WHAT TO DO — Return each entry exactly, with none missing.

_____

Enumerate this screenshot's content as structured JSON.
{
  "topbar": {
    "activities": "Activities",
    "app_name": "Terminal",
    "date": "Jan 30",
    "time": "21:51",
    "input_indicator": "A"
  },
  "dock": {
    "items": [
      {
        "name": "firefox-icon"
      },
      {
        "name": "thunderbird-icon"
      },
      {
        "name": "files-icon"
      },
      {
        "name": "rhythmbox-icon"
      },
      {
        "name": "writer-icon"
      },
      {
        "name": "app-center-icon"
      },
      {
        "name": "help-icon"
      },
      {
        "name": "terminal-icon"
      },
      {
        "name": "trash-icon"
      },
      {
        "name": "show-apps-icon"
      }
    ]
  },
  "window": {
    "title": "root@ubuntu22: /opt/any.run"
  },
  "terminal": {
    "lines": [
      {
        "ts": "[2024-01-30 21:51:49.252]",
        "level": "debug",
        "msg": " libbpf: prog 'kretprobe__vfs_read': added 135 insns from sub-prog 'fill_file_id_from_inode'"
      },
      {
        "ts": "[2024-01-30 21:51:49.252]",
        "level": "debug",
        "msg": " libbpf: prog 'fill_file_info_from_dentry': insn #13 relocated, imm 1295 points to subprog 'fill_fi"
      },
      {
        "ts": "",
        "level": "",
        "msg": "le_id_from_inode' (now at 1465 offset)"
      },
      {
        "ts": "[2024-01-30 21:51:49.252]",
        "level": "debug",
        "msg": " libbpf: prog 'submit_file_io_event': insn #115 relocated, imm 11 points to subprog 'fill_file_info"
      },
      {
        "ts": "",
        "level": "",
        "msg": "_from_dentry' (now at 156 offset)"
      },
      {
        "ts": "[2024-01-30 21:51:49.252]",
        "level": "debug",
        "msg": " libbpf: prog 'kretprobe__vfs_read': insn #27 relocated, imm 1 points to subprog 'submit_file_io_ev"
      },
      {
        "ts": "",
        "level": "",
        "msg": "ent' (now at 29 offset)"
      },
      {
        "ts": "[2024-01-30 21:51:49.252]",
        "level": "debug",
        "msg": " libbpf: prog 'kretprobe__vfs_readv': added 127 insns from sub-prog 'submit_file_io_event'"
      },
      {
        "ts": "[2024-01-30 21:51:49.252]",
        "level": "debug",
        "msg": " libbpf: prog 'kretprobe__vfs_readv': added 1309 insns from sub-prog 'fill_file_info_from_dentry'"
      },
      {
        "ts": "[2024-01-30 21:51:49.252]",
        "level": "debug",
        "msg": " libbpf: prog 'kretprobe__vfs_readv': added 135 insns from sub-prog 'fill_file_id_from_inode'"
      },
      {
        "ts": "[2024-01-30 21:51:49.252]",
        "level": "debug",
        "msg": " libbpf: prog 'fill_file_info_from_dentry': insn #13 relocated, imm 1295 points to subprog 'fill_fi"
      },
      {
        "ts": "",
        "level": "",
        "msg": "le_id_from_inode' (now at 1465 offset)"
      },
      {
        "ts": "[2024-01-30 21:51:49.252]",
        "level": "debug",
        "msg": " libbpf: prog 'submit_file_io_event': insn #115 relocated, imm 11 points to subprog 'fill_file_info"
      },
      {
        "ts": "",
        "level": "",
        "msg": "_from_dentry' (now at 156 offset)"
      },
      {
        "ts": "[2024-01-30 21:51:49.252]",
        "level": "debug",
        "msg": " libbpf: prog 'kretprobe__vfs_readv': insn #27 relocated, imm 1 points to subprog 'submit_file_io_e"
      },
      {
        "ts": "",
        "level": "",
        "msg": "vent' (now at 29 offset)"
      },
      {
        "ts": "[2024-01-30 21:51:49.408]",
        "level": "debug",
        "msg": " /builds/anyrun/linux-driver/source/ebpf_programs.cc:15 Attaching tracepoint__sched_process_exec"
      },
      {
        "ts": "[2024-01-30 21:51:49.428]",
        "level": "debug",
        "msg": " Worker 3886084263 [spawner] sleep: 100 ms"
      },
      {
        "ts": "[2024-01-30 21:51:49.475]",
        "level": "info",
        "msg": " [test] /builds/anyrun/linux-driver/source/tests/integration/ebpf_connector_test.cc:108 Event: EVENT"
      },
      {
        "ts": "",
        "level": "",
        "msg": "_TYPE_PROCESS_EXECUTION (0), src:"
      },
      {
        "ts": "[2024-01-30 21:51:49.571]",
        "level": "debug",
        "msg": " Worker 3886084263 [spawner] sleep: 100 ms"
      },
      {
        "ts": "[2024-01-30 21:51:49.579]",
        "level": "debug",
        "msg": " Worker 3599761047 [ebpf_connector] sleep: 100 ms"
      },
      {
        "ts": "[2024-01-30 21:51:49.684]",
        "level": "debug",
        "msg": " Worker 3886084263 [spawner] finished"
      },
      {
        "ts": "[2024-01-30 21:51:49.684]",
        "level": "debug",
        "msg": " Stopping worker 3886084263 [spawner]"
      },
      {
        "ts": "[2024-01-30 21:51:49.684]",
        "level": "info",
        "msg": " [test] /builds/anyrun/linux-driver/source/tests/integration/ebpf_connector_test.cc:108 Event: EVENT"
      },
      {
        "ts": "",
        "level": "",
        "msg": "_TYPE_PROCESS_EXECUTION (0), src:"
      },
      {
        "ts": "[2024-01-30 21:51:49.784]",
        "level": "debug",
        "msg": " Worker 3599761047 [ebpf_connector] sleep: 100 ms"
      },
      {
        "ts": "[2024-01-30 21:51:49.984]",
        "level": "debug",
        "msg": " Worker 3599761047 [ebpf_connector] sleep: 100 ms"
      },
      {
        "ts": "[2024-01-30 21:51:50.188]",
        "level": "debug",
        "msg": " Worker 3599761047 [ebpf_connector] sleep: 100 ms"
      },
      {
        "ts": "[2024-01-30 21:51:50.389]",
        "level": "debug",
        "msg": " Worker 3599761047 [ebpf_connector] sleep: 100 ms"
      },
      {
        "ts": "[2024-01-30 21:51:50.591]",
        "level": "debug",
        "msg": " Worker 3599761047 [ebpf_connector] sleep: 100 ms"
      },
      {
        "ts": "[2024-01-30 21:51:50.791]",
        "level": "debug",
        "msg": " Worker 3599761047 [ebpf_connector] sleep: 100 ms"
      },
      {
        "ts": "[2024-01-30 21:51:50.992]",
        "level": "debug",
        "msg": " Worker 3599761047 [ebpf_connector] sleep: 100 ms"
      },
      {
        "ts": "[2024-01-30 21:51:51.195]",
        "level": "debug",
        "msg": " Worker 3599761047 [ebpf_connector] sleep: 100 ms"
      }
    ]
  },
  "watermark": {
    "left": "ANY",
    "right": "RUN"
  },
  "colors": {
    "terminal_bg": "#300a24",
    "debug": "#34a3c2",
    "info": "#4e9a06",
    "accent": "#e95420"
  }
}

_____

PROBLEM SOLUTION —
Enumerate this screenshot's content as structured JSON.
{
  "topbar": {
    "activities": "Activities",
    "app_name": "Terminal",
    "date": "Jan 30",
    "time": "21:51",
    "input_indicator": "A"
  },
  "dock": {
    "items": [
      {
        "name": "firefox-icon"
      },
      {
        "name": "thunderbird-icon"
      },
      {
        "name": "files-icon"
      },
      {
        "name": "rhythmbox-icon"
      },
      {
        "name": "writer-icon"
      },
      {
        "name": "app-center-icon"
      },
      {
        "name": "help-icon"
      },
      {
        "name": "terminal-icon"
      },
      {
        "name": "trash-icon"
      },
      {
        "name": "show-apps-icon"
      }
    ]
  },
  "window": {
    "title": "root@ubuntu22: /opt/any.run"
  },
  "terminal": {
    "lines": [
      {
        "ts": "[2024-01-30 21:51:49.252]",
        "level": "debug",
        "msg": " libbpf: prog 'kretprobe__vfs_read': added 135 insns from sub-prog 'fill_file_id_from_inode'"
      },
      {
        "ts": "[2024-01-30 21:51:49.252]",
        "level": "debug",
        "msg": " libbpf: prog 'fill_file_info_from_dentry': insn #13 relocated, imm 1295 points to subprog 'fill_fi"
      },
      {
        "ts": "",
        "level": "",
        "msg": "le_id_from_inode' (now at 1465 offset)"
      },
      {
        "ts": "[2024-01-30 21:51:49.252]",
        "level": "debug",
        "msg": " libbpf: prog 'submit_file_io_event': insn #115 relocated, imm 11 points to subprog 'fill_file_info"
      },
      {
        "ts": "",
        "level": "",
        "msg": "_from_dentry' (now at 156 offset)"
      },
      {
        "ts": "[2024-01-30 21:51:49.252]",
        "level": "debug",
        "msg": " libbpf: prog 'kretprobe__vfs_read': insn #27 relocated, imm 1 points to subprog 'submit_file_io_ev"
      },
      {
        "ts": "",
        "level": "",
        "msg": "ent' (now at 29 offset)"
      },
      {
        "ts": "[2024-01-30 21:51:49.252]",
        "level": "debug",
        "msg": " libbpf: prog 'kretprobe__vfs_readv': added 127 insns from sub-prog 'submit_file_io_event'"
      },
      {
        "ts": "[2024-01-30 21:51:49.252]",
        "level": "debug",
        "msg": " libbpf: prog 'kretprobe__vfs_readv': added 1309 insns from sub-prog 'fill_file_info_from_dentry'"
      },
      {
        "ts": "[2024-01-30 21:51:49.252]",
        "level": "debug",
        "msg": " libbpf: prog 'kretprobe__vfs_readv': added 135 insns from sub-prog 'fill_file_id_from_inode'"
      },
      {
        "ts": "[2024-01-30 21:51:49.252]",
        "level": "debug",
        "msg": " libbpf: prog 'fill_file_info_from_dentry': insn #13 relocated, imm 1295 points to subprog 'fill_fi"
      },
      {
        "ts": "",
        "level": "",
        "msg": "le_id_from_inode' (now at 1465 offset)"
      },
      {
        "ts": "[2024-01-30 21:51:49.252]",
        "level": "debug",
        "msg": " libbpf: prog 'submit_file_io_event': insn #115 relocated, imm 11 points to subprog 'fill_file_info"
      },
      {
        "ts": "",
        "level": "",
        "msg": "_from_dentry' (now at 156 offset)"
      },
      {
        "ts": "[2024-01-30 21:51:49.252]",
        "level": "debug",
        "msg": " libbpf: prog 'kretprobe__vfs_readv': insn #27 relocated, imm 1 points to subprog 'submit_file_io_e"
      },
      {
        "ts": "",
        "level": "",
        "msg": "vent' (now at 29 offset)"
      },
      {
        "ts": "[2024-01-30 21:51:49.408]",
        "level": "debug",
        "msg": " /builds/anyrun/linux-driver/source/ebpf_programs.cc:15 Attaching tracepoint__sched_process_exec"
      },
      {
        "ts": "[2024-01-30 21:51:49.428]",
        "level": "debug",
        "msg": " Worker 3886084263 [spawner] sleep: 100 ms"
      },
      {
        "ts": "[2024-01-30 21:51:49.475]",
        "level": "info",
        "msg": " [test] /builds/anyrun/linux-driver/source/tests/integration/ebpf_connector_test.cc:108 Event: EVENT"
      },
      {
        "ts": "",
        "level": "",
        "msg": "_TYPE_PROCESS_EXECUTION (0), src:"
      },
      {
        "ts": "[2024-01-30 21:51:49.571]",
        "level": "debug",
        "msg": " Worker 3886084263 [spawner] sleep: 100 ms"
      },
      {
        "ts": "[2024-01-30 21:51:49.579]",
        "level": "debug",
        "msg": " Worker 3599761047 [ebpf_connector] sleep: 100 ms"
      },
      {
        "ts": "[2024-01-30 21:51:49.684]",
        "level": "debug",
        "msg": " Worker 3886084263 [spawner] finished"
      },
      {
        "ts": "[2024-01-30 21:51:49.684]",
        "level": "debug",
        "msg": " Stopping worker 3886084263 [spawner]"
      },
      {
        "ts": "[2024-01-30 21:51:49.684]",
        "level": "info",
        "msg": " [test] /builds/anyrun/linux-driver/source/tests/integration/ebpf_connector_test.cc:108 Event: EVENT"
      },
      {
        "ts": "",
        "level": "",
        "msg": "_TYPE_PROCESS_EXECUTION (0), src:"
      },
      {
        "ts": "[2024-01-30 21:51:49.784]",
        "level": "debug",
        "msg": " Worker 3599761047 [ebpf_connector] sleep: 100 ms"
      },
      {
        "ts": "[2024-01-30 21:51:49.984]",
        "level": "debug",
        "msg": " Worker 3599761047 [ebpf_connector] sleep: 100 ms"
      },
      {
        "ts": "[2024-01-30 21:51:50.188]",
        "level": "debug",
        "msg": " Worker 3599761047 [ebpf_connector] sleep: 100 ms"
      },
      {
        "ts": "[2024-01-30 21:51:50.389]",
        "level": "debug",
        "msg": " Worker 3599761047 [ebpf_connector] sleep: 100 ms"
      },
      {
        "ts": "[2024-01-30 21:51:50.591]",
        "level": "debug",
        "msg": " Worker 3599761047 [ebpf_connector] sleep: 100 ms"
      },
      {
        "ts": "[2024-01-30 21:51:50.791]",
        "level": "debug",
        "msg": " Worker 3599761047 [ebpf_connector] sleep: 100 ms"
      },
      {
        "ts": "[2024-01-30 21:51:50.992]",
        "level": "debug",
        "msg": " Worker 3599761047 [ebpf_connector] sleep: 100 ms"
      },
      {
        "ts": "[2024-01-30 21:51:51.195]",
        "level": "debug",
        "msg": " Worker 3599761047 [ebpf_connector] sleep: 100 ms"
      }
    ]
  },
  "watermark": {
    "left": "ANY",
    "right": "RUN"
  },
  "colors": {
    "terminal_bg": "#300a24",
    "debug": "#34a3c2",
    "info": "#4e9a06",
    "accent": "#e95420"
  }
}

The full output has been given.